### Task description
Copy out all lines that carry the word "oraz".

### Recorded data

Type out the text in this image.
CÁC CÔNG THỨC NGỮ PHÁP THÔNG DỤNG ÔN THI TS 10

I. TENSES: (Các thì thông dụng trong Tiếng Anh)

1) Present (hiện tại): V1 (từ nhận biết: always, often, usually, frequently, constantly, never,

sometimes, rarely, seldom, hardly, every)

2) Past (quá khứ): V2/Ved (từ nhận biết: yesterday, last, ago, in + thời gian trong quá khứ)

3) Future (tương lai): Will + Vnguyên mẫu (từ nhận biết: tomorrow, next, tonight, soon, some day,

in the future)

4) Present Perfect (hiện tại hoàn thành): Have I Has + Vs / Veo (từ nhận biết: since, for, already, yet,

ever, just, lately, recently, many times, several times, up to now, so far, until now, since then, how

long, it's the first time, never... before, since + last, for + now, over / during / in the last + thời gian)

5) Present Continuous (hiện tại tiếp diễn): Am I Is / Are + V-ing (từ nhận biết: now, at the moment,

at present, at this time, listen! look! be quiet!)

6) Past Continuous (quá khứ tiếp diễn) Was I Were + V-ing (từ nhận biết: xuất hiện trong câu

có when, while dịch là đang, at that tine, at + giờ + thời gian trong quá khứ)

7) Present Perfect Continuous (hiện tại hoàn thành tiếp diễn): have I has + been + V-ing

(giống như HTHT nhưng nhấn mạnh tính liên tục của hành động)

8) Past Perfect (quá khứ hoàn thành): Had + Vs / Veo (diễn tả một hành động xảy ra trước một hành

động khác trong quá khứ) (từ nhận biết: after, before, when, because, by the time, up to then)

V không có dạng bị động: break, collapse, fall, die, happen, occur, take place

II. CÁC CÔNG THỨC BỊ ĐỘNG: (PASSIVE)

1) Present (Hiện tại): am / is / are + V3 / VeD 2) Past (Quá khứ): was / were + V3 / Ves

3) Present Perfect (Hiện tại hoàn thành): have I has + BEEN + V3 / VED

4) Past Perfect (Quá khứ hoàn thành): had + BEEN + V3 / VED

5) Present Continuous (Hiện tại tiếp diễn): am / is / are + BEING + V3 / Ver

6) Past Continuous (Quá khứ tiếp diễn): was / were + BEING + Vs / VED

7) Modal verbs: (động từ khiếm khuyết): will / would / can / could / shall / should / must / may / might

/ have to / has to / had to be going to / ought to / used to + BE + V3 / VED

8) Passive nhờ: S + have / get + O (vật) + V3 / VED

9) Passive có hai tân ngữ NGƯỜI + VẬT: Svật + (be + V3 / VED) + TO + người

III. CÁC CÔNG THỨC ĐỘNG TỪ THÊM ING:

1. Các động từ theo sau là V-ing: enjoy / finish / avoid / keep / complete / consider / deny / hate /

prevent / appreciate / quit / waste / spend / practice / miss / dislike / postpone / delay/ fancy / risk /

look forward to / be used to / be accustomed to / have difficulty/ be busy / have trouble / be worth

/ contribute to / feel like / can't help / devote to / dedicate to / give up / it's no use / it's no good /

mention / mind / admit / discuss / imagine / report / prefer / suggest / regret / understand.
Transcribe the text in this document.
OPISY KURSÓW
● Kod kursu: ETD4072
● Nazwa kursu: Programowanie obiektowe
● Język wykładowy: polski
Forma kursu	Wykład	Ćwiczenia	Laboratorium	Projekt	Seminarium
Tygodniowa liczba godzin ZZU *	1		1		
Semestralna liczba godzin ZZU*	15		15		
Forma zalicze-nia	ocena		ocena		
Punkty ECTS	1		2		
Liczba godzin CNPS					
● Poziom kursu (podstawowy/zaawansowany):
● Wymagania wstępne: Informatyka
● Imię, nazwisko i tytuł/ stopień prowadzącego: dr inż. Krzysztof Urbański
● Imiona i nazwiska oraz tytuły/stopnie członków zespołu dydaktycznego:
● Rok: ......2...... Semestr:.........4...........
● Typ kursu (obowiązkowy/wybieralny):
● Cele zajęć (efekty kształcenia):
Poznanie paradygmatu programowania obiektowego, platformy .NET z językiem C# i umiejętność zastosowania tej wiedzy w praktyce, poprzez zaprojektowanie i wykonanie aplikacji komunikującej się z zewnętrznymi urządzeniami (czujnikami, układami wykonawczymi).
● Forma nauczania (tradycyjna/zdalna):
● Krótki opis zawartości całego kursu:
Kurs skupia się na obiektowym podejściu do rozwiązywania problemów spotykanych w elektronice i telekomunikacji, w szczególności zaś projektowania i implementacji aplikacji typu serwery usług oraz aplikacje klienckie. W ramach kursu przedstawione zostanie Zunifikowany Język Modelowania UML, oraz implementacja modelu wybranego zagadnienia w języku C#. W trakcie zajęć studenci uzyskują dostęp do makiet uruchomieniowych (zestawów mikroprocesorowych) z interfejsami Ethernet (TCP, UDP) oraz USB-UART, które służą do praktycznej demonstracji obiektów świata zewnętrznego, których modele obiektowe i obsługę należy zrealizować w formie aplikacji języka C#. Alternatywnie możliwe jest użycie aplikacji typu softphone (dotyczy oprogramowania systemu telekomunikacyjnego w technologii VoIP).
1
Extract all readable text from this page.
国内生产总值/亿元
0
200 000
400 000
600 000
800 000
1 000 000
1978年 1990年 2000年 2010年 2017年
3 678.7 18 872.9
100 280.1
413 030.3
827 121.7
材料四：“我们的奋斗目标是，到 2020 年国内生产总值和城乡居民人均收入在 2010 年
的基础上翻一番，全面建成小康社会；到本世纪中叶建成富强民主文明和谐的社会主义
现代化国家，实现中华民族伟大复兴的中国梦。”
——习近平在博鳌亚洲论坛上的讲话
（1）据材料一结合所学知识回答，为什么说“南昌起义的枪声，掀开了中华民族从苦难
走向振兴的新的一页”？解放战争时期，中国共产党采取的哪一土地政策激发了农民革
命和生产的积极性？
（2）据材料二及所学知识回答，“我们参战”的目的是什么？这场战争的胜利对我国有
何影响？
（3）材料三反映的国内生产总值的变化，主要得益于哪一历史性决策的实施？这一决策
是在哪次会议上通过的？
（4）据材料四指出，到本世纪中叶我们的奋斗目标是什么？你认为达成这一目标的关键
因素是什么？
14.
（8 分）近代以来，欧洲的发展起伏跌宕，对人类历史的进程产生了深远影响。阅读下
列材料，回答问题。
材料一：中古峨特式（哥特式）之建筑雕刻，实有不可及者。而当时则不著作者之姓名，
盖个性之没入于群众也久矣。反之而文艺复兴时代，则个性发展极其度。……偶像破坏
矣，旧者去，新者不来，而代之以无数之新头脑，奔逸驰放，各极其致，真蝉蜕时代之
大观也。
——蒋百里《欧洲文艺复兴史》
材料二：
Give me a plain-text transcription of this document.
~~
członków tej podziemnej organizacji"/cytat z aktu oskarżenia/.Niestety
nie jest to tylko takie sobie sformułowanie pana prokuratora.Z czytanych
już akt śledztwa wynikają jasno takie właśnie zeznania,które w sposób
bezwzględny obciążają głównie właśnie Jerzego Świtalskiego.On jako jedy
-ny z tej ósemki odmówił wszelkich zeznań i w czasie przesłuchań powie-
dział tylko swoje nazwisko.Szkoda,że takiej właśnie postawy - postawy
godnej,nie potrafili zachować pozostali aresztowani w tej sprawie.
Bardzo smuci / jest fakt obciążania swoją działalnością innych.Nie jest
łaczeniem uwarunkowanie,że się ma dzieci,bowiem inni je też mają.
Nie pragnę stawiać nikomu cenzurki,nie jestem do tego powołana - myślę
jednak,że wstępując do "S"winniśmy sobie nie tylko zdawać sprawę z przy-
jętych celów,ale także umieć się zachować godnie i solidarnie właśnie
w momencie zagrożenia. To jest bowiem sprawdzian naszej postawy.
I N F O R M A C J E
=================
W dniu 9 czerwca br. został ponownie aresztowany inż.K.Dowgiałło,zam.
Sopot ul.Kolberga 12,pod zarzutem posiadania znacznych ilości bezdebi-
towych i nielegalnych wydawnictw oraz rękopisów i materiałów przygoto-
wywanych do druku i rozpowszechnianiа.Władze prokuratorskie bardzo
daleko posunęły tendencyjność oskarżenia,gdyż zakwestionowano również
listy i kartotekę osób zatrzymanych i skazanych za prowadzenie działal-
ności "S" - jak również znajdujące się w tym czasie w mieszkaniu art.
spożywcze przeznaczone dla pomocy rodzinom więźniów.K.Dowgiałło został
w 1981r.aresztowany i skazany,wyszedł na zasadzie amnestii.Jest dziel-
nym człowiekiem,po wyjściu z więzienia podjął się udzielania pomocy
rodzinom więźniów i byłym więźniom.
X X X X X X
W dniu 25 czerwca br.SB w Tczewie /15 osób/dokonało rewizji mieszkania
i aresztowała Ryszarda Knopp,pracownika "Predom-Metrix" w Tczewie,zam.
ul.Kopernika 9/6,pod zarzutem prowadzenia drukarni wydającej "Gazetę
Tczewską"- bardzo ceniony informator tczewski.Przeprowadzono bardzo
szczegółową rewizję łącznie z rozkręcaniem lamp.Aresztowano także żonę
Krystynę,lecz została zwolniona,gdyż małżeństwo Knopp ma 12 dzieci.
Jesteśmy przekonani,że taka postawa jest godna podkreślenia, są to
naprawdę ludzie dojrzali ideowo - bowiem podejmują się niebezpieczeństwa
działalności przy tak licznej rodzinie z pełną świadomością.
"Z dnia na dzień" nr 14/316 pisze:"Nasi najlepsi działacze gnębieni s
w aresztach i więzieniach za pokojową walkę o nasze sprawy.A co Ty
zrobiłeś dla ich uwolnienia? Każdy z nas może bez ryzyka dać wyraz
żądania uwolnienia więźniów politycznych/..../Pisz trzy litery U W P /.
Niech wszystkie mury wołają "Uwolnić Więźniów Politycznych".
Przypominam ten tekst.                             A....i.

### Exercise response
● Imiona i nazwiska oraz tytuły/stopnie członków zespołu dydaktycznego:
Kurs skupia się na obiektowym podejściu do rozwiązywania problemów spotykanych w elektronice i telekomunikacji, w szczególności zaś projektowania i implementacji aplikacji typu serwery usług oraz aplikacje klienckie. W ramach kursu przedstawione zostanie Zunifikowany Język Modelowania UML, oraz implementacja modelu wybranego zagadnienia w języku C#. W trakcie zajęć studenci uzyskują dostęp do makiet uruchomieniowych (zestawów mikroprocesorowych) z interfejsami Ethernet (TCP, UDP) oraz USB-UART, które służą do praktycznej demonstracji obiektów świata zewnętrznego, których modele obiektowe i obsługę należy zrealizować w formie aplikacji języka C#. Alternatywnie możliwe jest użycie aplikacji typu softphone (dotyczy oprogramowania systemu telekomunikacyjnego w technologii VoIP).
towych i nielegalnych wydawnictw oraz rękopisów i materiałów przygoto-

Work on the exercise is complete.